— start of Data lines —

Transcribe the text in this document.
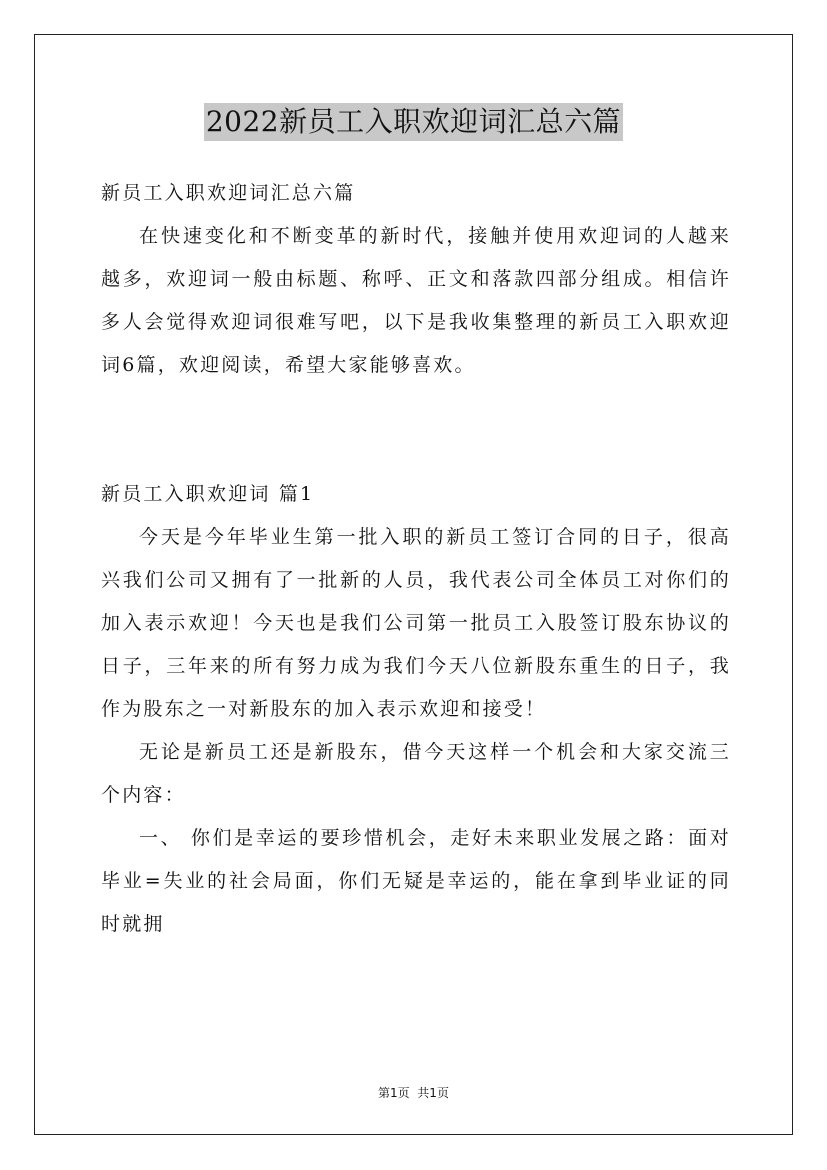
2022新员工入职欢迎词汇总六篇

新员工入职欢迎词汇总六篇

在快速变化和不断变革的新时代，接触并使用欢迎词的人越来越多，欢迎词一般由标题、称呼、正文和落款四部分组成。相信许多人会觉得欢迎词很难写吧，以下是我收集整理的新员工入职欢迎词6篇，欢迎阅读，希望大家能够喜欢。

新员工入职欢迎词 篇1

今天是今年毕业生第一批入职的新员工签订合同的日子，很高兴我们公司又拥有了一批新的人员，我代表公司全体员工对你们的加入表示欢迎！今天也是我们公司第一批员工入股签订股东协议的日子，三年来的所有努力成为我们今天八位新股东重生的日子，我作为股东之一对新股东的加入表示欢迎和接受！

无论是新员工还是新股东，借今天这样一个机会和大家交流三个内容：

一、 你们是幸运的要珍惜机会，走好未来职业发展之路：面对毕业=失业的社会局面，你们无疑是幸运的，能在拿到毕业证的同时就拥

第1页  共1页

— end of Data lines —

Print each of the records above exactly as written, leaving no picture in the copy.

:: Response ::
Transcribe the text in this document.
2022新员工入职欢迎词汇总六篇

新员工入职欢迎词汇总六篇

在快速变化和不断变革的新时代，接触并使用欢迎词的人越来越多，欢迎词一般由标题、称呼、正文和落款四部分组成。相信许多人会觉得欢迎词很难写吧，以下是我收集整理的新员工入职欢迎词6篇，欢迎阅读，希望大家能够喜欢。

新员工入职欢迎词 篇1

今天是今年毕业生第一批入职的新员工签订合同的日子，很高兴我们公司又拥有了一批新的人员，我代表公司全体员工对你们的加入表示欢迎！今天也是我们公司第一批员工入股签订股东协议的日子，三年来的所有努力成为我们今天八位新股东重生的日子，我作为股东之一对新股东的加入表示欢迎和接受！

无论是新员工还是新股东，借今天这样一个机会和大家交流三个内容：

一、 你们是幸运的要珍惜机会，走好未来职业发展之路：面对毕业=失业的社会局面，你们无疑是幸运的，能在拿到毕业证的同时就拥

第1页  共1页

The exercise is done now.